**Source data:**
^^^^

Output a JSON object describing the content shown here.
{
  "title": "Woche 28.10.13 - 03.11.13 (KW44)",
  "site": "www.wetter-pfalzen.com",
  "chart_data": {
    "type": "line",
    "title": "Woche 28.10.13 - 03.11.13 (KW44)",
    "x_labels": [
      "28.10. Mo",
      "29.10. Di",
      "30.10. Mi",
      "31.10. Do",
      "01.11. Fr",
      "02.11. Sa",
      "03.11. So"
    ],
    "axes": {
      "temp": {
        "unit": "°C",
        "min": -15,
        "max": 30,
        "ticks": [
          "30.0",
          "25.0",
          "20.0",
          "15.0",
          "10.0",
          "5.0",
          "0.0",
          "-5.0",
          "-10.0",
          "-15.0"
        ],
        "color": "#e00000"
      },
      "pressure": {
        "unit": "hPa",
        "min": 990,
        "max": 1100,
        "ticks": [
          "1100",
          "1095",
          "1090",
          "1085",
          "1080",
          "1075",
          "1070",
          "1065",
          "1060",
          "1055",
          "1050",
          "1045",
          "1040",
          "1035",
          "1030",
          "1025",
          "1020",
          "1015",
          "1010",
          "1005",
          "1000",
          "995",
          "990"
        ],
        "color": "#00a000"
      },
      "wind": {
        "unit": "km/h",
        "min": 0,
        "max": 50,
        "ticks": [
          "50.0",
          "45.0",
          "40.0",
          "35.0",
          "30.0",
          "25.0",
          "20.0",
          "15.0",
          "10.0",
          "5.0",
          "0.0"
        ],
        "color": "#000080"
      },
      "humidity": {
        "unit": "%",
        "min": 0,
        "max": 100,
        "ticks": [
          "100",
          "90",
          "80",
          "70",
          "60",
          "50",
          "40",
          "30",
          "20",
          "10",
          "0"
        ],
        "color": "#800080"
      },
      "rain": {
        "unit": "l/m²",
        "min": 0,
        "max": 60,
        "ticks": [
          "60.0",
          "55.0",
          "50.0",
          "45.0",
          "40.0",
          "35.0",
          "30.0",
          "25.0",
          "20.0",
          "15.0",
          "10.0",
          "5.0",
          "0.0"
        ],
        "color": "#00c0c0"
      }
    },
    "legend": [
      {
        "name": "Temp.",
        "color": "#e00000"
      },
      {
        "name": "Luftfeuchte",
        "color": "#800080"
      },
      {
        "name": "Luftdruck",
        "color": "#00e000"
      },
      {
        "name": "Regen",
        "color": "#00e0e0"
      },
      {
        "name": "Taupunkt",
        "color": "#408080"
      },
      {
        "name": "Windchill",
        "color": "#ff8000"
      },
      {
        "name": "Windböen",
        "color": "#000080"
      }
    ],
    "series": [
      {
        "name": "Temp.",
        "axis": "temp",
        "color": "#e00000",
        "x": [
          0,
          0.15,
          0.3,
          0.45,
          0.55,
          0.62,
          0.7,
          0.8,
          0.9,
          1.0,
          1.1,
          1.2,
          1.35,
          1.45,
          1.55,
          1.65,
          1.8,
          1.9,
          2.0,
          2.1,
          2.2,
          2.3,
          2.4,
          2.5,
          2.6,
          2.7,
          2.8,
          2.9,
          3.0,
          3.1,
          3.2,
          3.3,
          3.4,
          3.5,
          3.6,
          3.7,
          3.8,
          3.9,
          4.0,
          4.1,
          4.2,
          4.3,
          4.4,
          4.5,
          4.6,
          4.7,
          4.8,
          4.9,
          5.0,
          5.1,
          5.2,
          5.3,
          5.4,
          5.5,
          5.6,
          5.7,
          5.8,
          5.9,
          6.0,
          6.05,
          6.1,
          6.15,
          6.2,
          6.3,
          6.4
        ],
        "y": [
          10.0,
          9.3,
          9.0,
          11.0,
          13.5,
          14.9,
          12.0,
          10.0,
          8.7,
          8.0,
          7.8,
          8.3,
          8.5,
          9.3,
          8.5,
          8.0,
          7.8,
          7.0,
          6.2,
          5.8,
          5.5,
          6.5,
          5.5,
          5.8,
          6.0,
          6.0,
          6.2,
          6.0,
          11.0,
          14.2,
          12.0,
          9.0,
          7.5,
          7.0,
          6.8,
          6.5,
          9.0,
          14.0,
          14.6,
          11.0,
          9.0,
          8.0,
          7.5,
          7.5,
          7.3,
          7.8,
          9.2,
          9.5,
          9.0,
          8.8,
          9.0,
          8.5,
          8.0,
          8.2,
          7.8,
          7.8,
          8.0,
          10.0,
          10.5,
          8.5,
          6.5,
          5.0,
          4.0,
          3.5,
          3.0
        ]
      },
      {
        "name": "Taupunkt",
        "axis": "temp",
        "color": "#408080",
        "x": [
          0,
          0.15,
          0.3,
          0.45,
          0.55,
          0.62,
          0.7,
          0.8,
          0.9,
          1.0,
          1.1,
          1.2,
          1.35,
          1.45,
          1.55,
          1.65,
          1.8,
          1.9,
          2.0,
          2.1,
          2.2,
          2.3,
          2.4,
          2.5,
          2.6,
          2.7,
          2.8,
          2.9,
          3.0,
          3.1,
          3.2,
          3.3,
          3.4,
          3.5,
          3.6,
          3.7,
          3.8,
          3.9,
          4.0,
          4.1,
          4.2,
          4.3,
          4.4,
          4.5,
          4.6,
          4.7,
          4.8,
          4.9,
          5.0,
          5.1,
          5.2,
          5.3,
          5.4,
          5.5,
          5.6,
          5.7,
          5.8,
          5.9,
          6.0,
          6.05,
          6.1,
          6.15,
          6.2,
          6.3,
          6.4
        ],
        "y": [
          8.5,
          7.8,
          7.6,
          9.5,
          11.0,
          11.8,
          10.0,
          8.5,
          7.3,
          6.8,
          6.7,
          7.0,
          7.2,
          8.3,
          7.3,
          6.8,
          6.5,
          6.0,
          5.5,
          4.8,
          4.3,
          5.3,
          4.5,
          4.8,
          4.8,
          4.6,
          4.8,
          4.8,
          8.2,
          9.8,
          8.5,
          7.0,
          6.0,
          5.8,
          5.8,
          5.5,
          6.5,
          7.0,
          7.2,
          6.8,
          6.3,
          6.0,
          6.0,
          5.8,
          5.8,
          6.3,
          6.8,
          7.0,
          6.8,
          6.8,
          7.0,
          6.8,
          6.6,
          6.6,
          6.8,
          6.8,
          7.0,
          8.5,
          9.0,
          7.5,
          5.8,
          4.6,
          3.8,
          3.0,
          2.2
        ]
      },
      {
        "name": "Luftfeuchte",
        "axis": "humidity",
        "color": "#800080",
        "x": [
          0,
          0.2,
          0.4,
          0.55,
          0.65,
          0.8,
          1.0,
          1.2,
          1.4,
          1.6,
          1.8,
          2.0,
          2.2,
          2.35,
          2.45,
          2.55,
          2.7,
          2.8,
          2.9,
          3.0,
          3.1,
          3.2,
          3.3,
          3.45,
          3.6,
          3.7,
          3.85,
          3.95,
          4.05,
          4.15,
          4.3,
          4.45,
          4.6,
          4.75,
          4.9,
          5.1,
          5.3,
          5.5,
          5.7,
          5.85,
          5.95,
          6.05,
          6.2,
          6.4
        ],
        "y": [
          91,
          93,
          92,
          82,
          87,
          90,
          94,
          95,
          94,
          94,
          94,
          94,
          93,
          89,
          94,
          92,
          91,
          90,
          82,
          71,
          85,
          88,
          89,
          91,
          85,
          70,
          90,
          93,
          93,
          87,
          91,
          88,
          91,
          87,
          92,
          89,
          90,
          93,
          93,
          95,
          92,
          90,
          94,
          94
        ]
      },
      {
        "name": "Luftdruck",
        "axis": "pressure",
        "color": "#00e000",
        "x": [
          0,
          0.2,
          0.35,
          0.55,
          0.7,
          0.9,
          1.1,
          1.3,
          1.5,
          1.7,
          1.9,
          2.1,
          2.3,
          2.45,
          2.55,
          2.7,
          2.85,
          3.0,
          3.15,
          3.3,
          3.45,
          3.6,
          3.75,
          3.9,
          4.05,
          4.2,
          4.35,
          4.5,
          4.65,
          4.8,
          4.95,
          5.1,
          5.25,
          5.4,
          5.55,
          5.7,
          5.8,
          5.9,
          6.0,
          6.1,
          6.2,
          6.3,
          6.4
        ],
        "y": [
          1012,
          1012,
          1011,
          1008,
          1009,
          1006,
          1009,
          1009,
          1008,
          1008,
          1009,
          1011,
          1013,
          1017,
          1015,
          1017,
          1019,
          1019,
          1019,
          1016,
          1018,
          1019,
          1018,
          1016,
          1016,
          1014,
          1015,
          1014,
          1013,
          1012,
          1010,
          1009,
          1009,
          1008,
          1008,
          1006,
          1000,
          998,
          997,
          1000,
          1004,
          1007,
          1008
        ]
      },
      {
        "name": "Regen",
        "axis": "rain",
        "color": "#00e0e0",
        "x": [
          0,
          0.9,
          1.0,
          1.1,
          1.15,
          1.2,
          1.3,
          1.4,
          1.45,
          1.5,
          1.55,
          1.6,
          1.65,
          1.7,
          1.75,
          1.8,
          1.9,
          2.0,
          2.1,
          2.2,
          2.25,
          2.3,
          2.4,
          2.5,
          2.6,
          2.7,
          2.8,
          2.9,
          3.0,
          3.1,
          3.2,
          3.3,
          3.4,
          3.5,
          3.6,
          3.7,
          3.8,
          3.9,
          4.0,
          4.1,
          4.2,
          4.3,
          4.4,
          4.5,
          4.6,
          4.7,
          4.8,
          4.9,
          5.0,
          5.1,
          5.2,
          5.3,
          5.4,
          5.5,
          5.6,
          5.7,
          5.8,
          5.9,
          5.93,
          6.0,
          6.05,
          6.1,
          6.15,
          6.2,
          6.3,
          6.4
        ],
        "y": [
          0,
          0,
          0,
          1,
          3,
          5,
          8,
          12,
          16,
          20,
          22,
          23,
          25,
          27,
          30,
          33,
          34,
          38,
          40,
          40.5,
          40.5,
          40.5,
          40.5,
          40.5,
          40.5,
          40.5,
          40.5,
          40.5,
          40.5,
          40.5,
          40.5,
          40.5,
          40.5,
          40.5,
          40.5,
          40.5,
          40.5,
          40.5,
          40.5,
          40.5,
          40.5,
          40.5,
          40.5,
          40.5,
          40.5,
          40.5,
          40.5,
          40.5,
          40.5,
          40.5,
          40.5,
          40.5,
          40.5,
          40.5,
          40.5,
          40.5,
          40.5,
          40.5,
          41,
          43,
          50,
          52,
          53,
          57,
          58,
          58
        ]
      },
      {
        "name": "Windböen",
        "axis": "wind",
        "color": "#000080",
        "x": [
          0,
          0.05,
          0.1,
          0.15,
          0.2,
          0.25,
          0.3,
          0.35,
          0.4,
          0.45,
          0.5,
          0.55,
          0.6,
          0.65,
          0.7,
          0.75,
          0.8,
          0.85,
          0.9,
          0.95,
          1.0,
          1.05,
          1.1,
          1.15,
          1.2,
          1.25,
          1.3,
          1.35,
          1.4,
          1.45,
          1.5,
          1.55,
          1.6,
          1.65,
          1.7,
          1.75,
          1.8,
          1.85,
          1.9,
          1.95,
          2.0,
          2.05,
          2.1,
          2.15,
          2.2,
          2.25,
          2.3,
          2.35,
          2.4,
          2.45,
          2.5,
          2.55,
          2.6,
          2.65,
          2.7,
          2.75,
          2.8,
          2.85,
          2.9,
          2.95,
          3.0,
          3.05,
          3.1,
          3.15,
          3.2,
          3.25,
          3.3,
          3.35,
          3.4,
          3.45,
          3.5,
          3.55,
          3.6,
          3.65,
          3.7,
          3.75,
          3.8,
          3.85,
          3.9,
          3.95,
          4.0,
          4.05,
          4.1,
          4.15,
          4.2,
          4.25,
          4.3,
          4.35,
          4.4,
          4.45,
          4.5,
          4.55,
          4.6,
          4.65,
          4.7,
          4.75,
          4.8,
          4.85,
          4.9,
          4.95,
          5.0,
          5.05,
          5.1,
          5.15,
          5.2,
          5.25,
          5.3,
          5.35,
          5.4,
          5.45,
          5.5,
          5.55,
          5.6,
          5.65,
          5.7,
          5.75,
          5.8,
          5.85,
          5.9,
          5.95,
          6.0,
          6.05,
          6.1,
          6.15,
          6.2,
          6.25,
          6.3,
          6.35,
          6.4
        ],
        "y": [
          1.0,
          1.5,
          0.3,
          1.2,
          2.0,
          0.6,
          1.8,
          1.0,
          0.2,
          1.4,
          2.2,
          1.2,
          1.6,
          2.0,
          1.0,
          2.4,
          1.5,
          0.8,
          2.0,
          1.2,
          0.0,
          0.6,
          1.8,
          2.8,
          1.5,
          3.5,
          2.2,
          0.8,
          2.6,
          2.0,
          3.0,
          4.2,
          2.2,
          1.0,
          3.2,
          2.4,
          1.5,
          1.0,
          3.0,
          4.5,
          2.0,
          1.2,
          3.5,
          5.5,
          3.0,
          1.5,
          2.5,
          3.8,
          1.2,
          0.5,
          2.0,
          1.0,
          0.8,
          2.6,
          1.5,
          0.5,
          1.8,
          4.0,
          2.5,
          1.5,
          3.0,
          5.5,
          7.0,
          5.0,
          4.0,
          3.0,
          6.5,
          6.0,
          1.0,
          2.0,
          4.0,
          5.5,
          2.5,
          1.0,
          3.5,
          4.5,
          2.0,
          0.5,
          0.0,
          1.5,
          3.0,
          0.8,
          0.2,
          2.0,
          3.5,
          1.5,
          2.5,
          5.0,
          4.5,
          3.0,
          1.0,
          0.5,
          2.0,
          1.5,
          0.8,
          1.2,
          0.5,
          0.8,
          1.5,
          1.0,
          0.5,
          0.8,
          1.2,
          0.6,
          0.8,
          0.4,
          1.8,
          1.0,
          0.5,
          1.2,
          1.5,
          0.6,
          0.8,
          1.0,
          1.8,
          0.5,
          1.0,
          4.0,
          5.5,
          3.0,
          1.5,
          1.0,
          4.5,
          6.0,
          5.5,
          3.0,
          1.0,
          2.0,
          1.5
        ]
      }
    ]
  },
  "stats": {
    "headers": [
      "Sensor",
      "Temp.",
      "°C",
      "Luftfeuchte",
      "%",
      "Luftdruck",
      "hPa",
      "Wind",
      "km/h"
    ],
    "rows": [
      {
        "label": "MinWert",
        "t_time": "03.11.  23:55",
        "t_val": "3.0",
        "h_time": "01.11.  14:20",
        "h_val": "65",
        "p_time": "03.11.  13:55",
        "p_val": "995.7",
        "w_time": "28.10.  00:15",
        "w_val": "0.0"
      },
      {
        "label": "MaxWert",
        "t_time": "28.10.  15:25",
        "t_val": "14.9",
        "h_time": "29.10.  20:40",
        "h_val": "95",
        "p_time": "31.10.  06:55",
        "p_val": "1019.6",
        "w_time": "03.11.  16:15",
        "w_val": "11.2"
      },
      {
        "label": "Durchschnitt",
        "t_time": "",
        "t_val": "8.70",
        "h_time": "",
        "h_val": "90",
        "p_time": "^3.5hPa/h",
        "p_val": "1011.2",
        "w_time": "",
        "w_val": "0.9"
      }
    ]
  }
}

^^^^

**WHAT IS REQUIRED:** Check each line above for the string "Woche" and show the ones that have it.

**EXERCISE OUTPUT:**
  "title": "Woche 28.10.13 - 03.11.13 (KW44)",
    "title": "Woche 28.10.13 - 03.11.13 (KW44)",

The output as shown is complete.